• _Given records_:
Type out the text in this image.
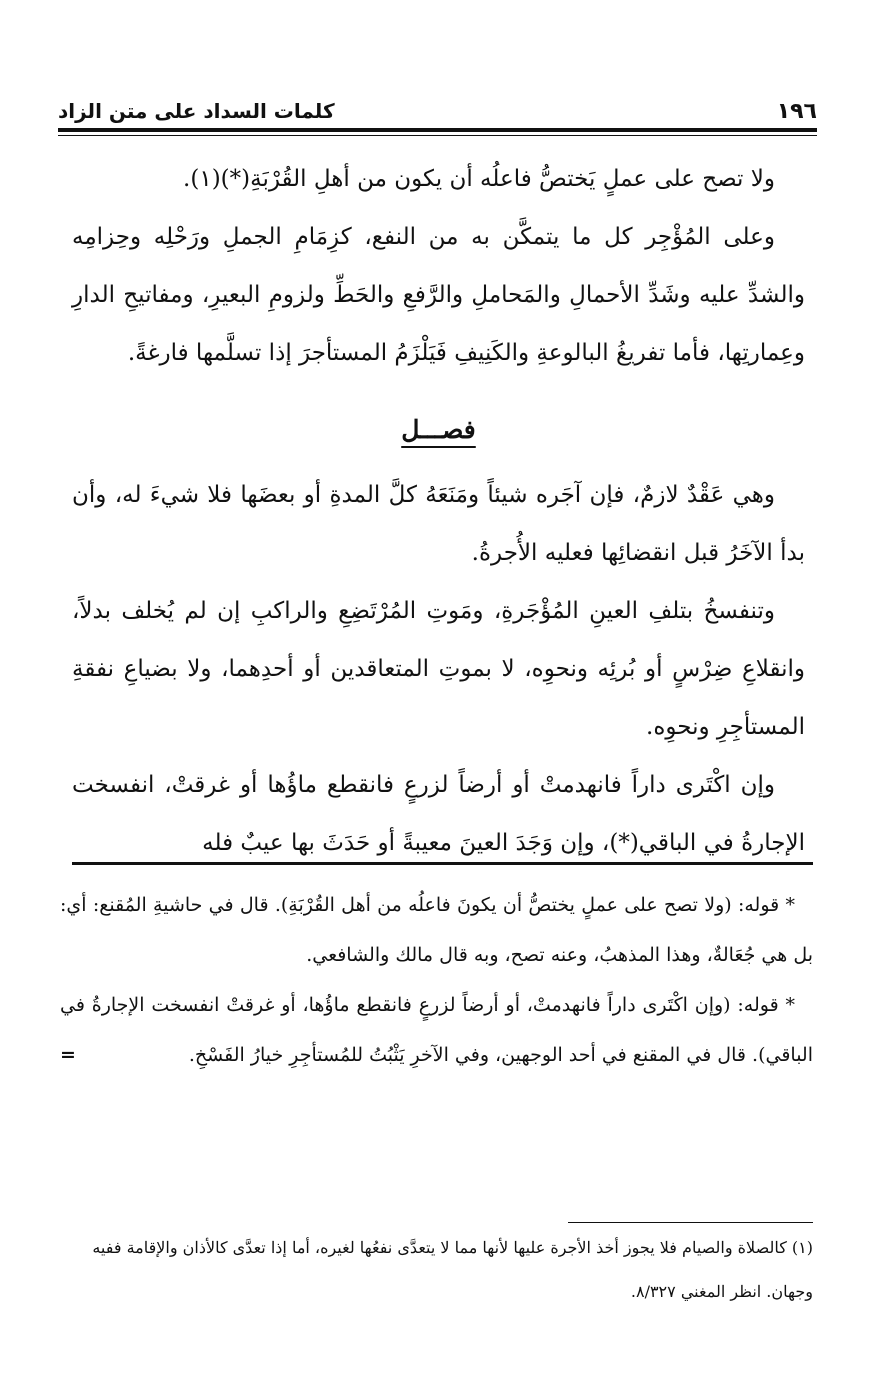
١٩٦
كلمات السداد على متن الزاد

ولا تصح على عملٍ يَختصُّ فاعلُه أن يكون من أهلِ القُرْبَةِ(*)(١).

وعلى المُؤْجِر كل ما يتمكَّن به من النفع، كزِمَامِ الجملِ ورَحْلِه وحِزامِه والشدِّ عليه وشَدِّ الأحمالِ والمَحاملِ والرَّفعِ والحَطِّ ولزومِ البعيرِ، ومفاتيحِ الدارِ وعِمارتِها، فأما تفريغُ البالوعةِ والكَنِيفِ فَيَلْزَمُ المستأجرَ إذا تسلَّمها فارغةً.

فصـــل

وهي عَقْدٌ لازمٌ، فإن آجَره شيئاً ومَنَعَهُ كلَّ المدةِ أو بعضَها فلا شيءَ له، وأن بدأ الآخَرُ قبل انقضائِها فعليه الأُجرةُ.

وتنفسخُ بتلفِ العينِ المُؤْجَرةِ، ومَوتِ المُرْتَضِعِ والراكبِ إن لم يُخلف بدلاً، وانقلاعِ ضِرْسٍ أو بُرئِه ونحوِه، لا بموتِ المتعاقدين أو أحدِهما، ولا بضياعِ نفقةِ المستأجِرِ ونحوِه.

وإن اكْتَرى داراً فانهدمتْ أو أرضاً لزرعٍ فانقطع ماؤُها أو غرقتْ، انفسخت الإجارةُ في الباقي(*)، وإن وَجَدَ العينَ معيبةً أو حَدَثَ بها عيبٌ فله

* قوله: (ولا تصح على عملٍ يختصُّ أن يكونَ فاعلُه من أهل القُرْبَةِ). قال في حاشيةِ المُقنع: أي: بل هي جُعَالةٌ، وهذا المذهبُ، وعنه تصح، وبه قال مالك والشافعي.

* قوله: (وإن اكْتَرى داراً فانهدمتْ، أو أرضاً لزرعٍ فانقطع ماؤُها، أو غرقتْ انفسخت الإجارةُ في الباقي). قال في المقنع في أحد الوجهين، وفي الآخرِ يَثْبُتُ للمُستأجِرِ خيارُ الفَسْخِ.
=

(١) كالصلاة والصيام فلا يجوز أخذ الأجرة عليها لأنها مما لا يتعدَّى نفعُها لغيره، أما إذا تعدَّى كالأذان والإقامة ففيه وجهان. انظر المغني ٨/٣٢٧.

• _Problem to solve_: Every entry above needs to be retyped exactly; drop the pictures.

• _Exercise response_:
Type out the text in this image.
١٩٦
كلمات السداد على متن الزاد

ولا تصح على عملٍ يَختصُّ فاعلُه أن يكون من أهلِ القُرْبَةِ(*)(١).

وعلى المُؤْجِر كل ما يتمكَّن به من النفع، كزِمَامِ الجملِ ورَحْلِه وحِزامِه والشدِّ عليه وشَدِّ الأحمالِ والمَحاملِ والرَّفعِ والحَطِّ ولزومِ البعيرِ، ومفاتيحِ الدارِ وعِمارتِها، فأما تفريغُ البالوعةِ والكَنِيفِ فَيَلْزَمُ المستأجرَ إذا تسلَّمها فارغةً.

فصـــل

وهي عَقْدٌ لازمٌ، فإن آجَره شيئاً ومَنَعَهُ كلَّ المدةِ أو بعضَها فلا شيءَ له، وأن بدأ الآخَرُ قبل انقضائِها فعليه الأُجرةُ.

وتنفسخُ بتلفِ العينِ المُؤْجَرةِ، ومَوتِ المُرْتَضِعِ والراكبِ إن لم يُخلف بدلاً، وانقلاعِ ضِرْسٍ أو بُرئِه ونحوِه، لا بموتِ المتعاقدين أو أحدِهما، ولا بضياعِ نفقةِ المستأجِرِ ونحوِه.

وإن اكْتَرى داراً فانهدمتْ أو أرضاً لزرعٍ فانقطع ماؤُها أو غرقتْ، انفسخت الإجارةُ في الباقي(*)، وإن وَجَدَ العينَ معيبةً أو حَدَثَ بها عيبٌ فله

* قوله: (ولا تصح على عملٍ يختصُّ أن يكونَ فاعلُه من أهل القُرْبَةِ). قال في حاشيةِ المُقنع: أي: بل هي جُعَالةٌ، وهذا المذهبُ، وعنه تصح، وبه قال مالك والشافعي.

* قوله: (وإن اكْتَرى داراً فانهدمتْ، أو أرضاً لزرعٍ فانقطع ماؤُها، أو غرقتْ انفسخت الإجارةُ في الباقي). قال في المقنع في أحد الوجهين، وفي الآخرِ يَثْبُتُ للمُستأجِرِ خيارُ الفَسْخِ.
=

(١) كالصلاة والصيام فلا يجوز أخذ الأجرة عليها لأنها مما لا يتعدَّى نفعُها لغيره، أما إذا تعدَّى كالأذان والإقامة ففيه وجهان. انظر المغني ٨/٣٢٧.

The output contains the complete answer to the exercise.